Requirement = Pull out from the material below all lines with "guide".

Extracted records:
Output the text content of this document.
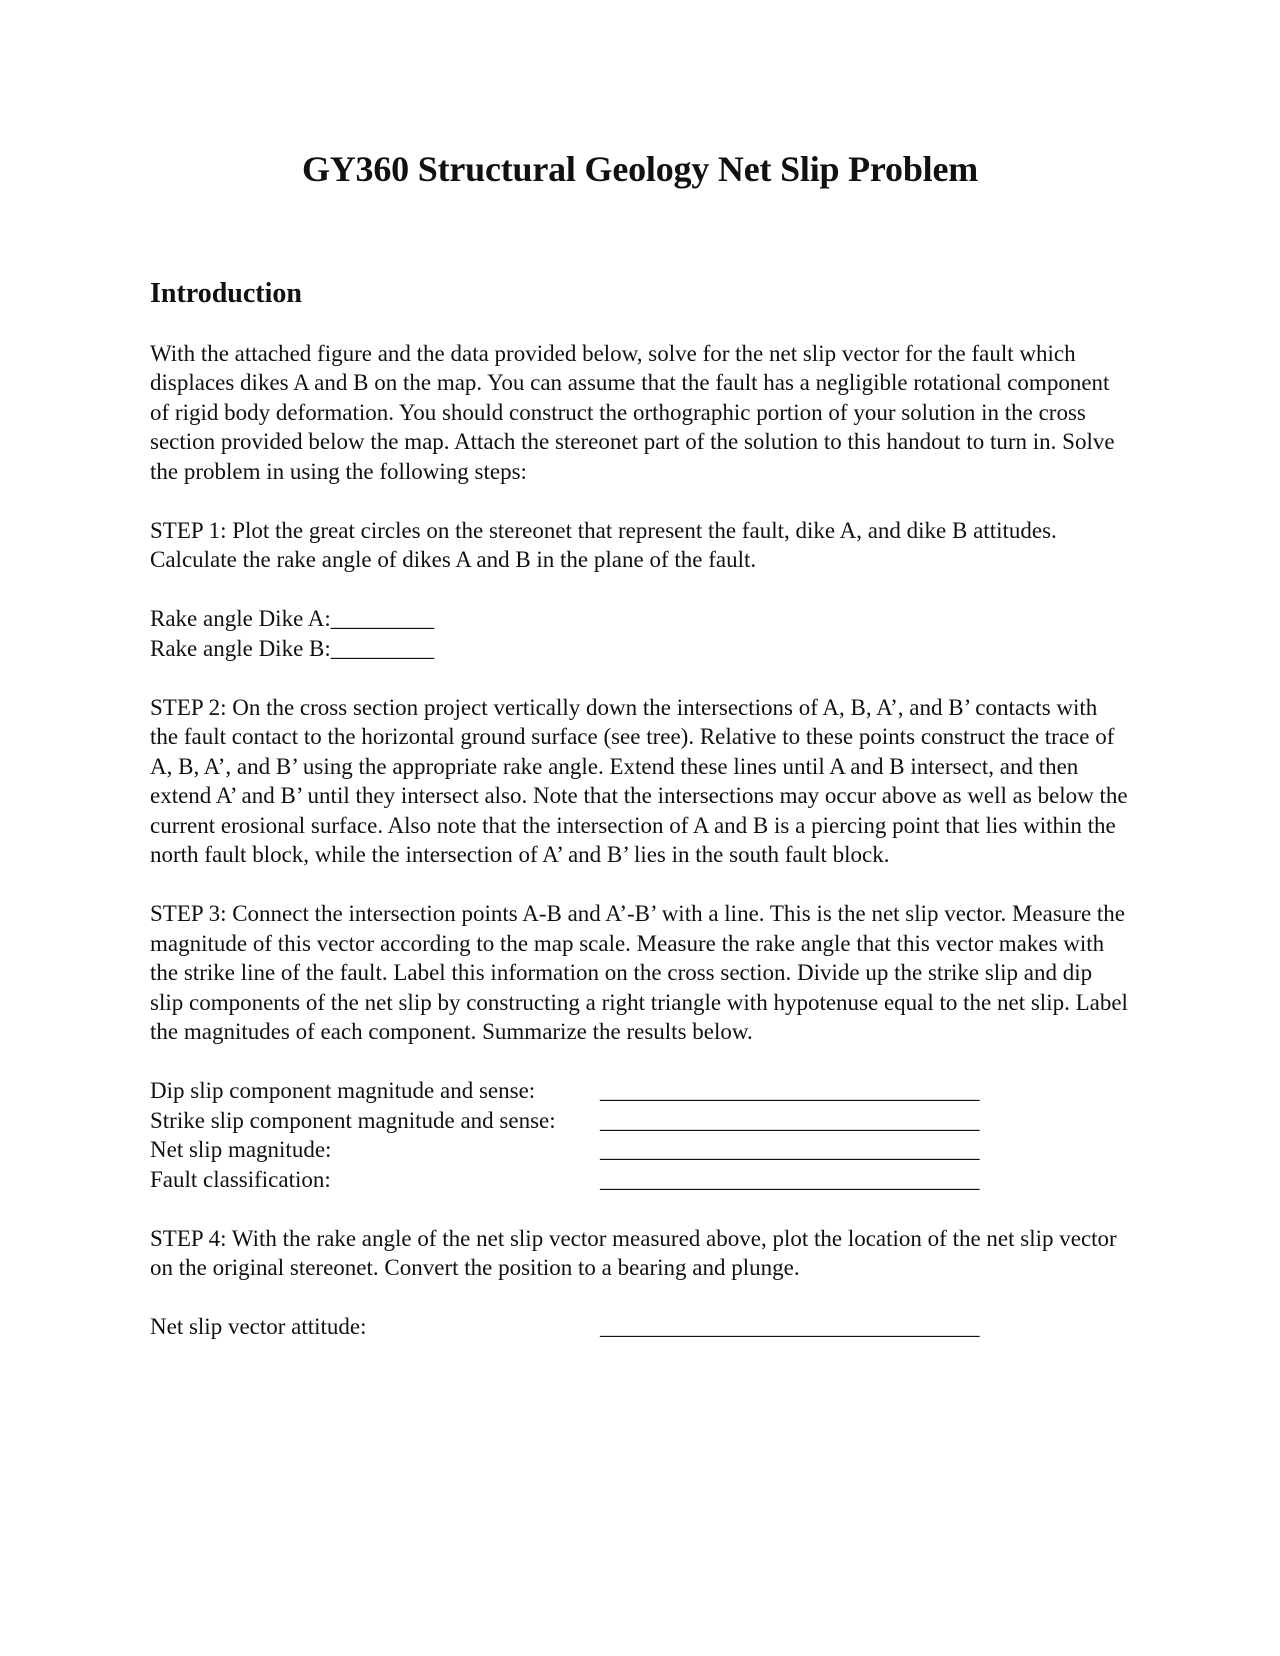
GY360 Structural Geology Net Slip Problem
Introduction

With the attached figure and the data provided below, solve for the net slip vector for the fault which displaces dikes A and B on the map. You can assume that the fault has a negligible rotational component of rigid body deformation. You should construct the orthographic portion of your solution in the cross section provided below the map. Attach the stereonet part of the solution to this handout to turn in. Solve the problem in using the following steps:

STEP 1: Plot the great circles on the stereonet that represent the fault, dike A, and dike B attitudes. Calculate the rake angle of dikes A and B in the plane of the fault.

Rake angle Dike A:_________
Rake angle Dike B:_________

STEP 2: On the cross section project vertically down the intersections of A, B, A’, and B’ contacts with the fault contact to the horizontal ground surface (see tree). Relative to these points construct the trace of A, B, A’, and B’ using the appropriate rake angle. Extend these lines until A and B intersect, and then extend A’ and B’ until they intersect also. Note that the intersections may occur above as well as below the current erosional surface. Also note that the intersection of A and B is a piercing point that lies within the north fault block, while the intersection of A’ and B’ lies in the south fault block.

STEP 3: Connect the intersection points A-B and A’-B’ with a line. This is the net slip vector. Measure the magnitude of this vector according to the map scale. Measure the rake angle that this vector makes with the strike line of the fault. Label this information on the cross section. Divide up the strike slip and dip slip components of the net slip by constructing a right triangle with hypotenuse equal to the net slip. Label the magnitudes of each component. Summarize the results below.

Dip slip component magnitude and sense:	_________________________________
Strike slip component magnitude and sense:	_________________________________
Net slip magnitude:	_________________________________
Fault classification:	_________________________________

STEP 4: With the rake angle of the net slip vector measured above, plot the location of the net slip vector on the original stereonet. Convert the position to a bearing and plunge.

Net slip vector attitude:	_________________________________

* * *

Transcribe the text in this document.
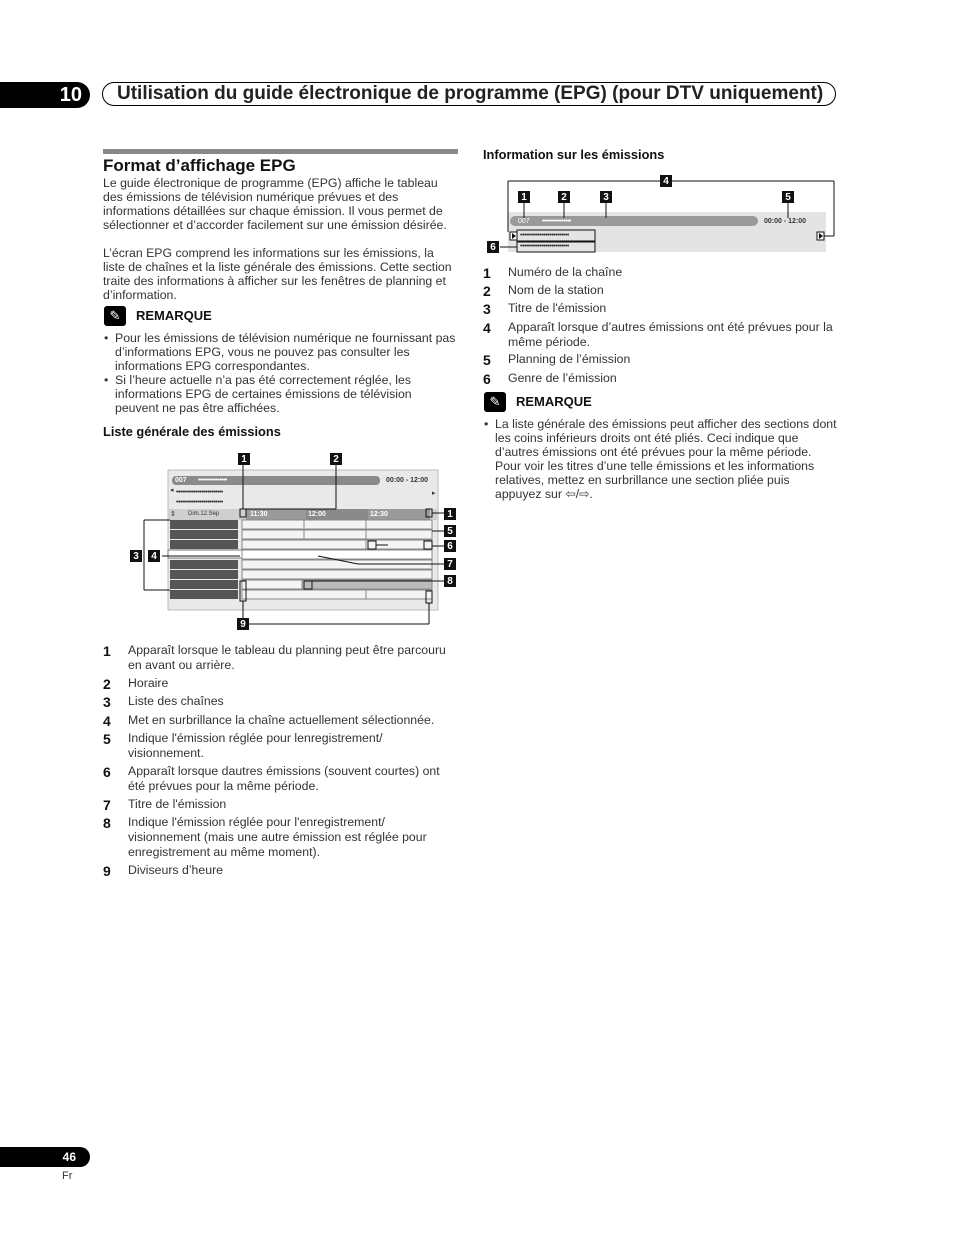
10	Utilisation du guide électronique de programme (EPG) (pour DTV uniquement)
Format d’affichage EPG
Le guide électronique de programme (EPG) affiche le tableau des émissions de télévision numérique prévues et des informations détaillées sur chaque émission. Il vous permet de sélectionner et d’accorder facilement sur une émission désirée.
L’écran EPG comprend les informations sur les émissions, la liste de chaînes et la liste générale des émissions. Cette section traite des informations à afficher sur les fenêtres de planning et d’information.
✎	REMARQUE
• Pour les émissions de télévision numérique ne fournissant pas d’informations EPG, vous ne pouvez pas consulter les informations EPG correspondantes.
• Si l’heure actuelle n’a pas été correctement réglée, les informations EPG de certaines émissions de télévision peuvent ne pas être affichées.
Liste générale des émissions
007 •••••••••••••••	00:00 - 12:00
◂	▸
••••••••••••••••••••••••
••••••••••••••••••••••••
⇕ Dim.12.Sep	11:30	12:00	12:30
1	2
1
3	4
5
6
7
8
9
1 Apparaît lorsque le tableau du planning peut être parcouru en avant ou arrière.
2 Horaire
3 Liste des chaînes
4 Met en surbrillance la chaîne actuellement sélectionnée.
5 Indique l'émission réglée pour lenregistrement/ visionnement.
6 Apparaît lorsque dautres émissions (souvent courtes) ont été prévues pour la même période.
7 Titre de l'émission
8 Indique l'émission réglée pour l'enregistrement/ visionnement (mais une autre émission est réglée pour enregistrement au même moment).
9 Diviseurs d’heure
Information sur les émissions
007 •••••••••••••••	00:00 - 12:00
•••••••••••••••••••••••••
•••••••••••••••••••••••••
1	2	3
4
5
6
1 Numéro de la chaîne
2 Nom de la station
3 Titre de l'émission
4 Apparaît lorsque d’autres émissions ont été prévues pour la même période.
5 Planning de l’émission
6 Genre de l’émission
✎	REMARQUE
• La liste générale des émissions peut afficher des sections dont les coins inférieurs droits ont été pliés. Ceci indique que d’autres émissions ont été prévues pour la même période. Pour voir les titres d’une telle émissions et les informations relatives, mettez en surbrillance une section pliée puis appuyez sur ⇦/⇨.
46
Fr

* * *

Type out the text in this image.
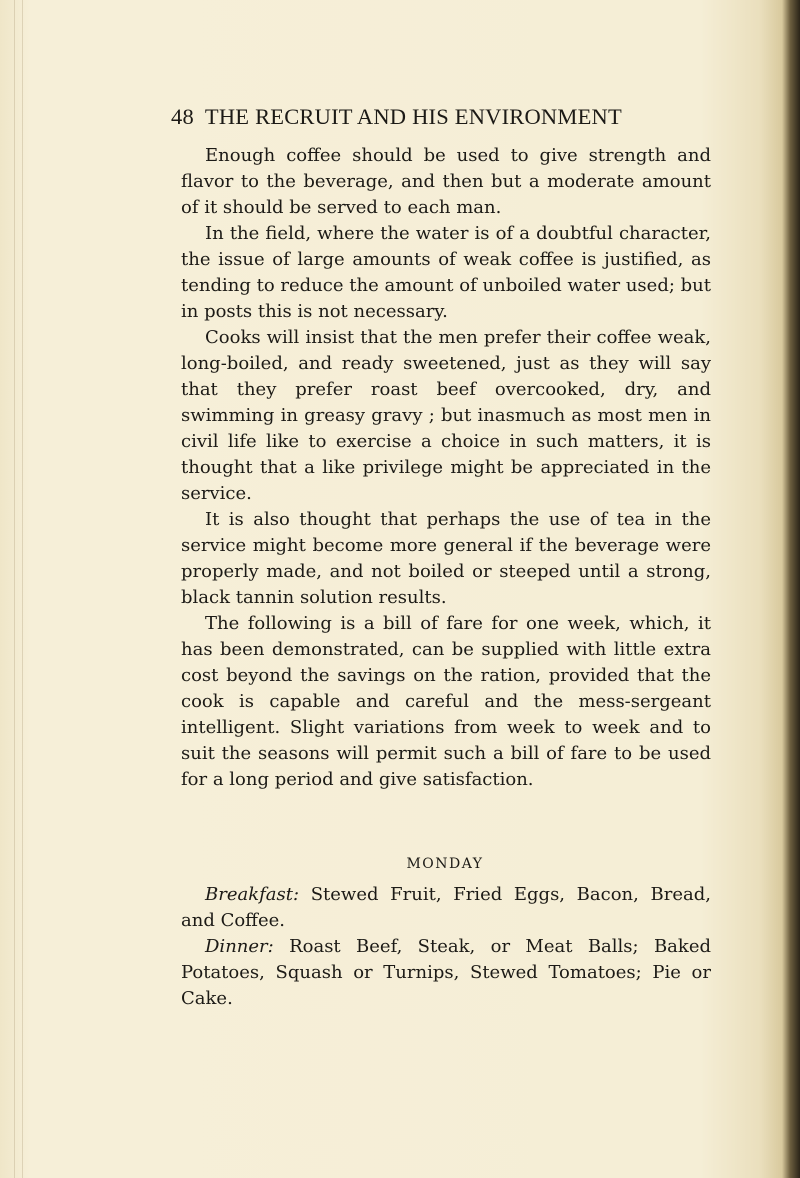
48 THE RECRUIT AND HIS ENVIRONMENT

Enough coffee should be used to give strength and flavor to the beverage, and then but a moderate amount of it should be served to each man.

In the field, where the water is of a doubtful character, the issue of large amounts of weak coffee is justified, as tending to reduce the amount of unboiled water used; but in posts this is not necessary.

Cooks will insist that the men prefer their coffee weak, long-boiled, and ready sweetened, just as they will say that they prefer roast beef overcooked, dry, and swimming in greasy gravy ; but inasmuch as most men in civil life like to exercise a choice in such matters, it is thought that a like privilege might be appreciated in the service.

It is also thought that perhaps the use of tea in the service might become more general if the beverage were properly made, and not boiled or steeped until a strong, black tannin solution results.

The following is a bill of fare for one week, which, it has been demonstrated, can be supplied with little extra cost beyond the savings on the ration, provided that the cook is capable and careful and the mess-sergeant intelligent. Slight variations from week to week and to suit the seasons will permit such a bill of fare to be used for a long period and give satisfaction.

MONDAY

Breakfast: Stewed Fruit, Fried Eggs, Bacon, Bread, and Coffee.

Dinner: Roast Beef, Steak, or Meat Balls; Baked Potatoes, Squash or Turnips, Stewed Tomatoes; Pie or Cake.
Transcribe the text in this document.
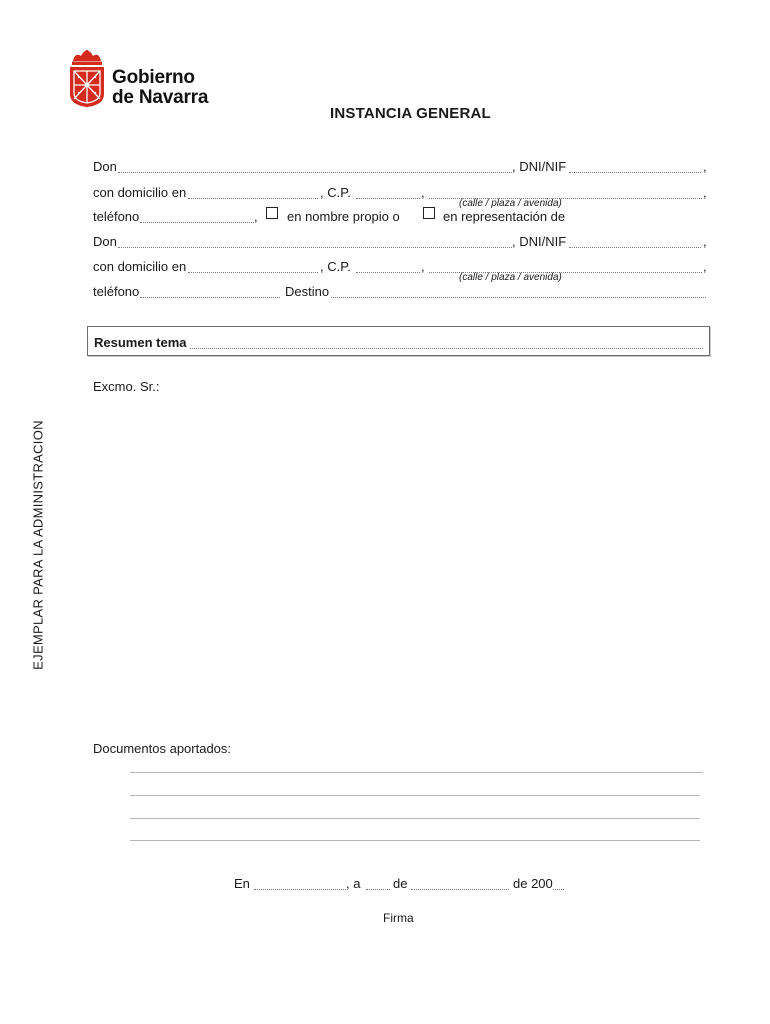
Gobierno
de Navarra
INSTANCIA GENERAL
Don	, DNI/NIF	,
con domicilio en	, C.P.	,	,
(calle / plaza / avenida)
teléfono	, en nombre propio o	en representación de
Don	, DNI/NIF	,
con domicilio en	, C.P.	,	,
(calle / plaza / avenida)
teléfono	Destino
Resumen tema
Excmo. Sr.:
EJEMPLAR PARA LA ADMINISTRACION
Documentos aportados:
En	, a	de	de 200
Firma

Expected output =
10	Utilisation du guide électronique de programme (EPG) (pour DTV uniquement)
Le guide électronique de programme (EPG) affiche le tableau des émissions de télévision numérique prévues et des informations détaillées sur chaque émission. Il vous permet de sélectionner et d’accorder facilement sur une émission désirée.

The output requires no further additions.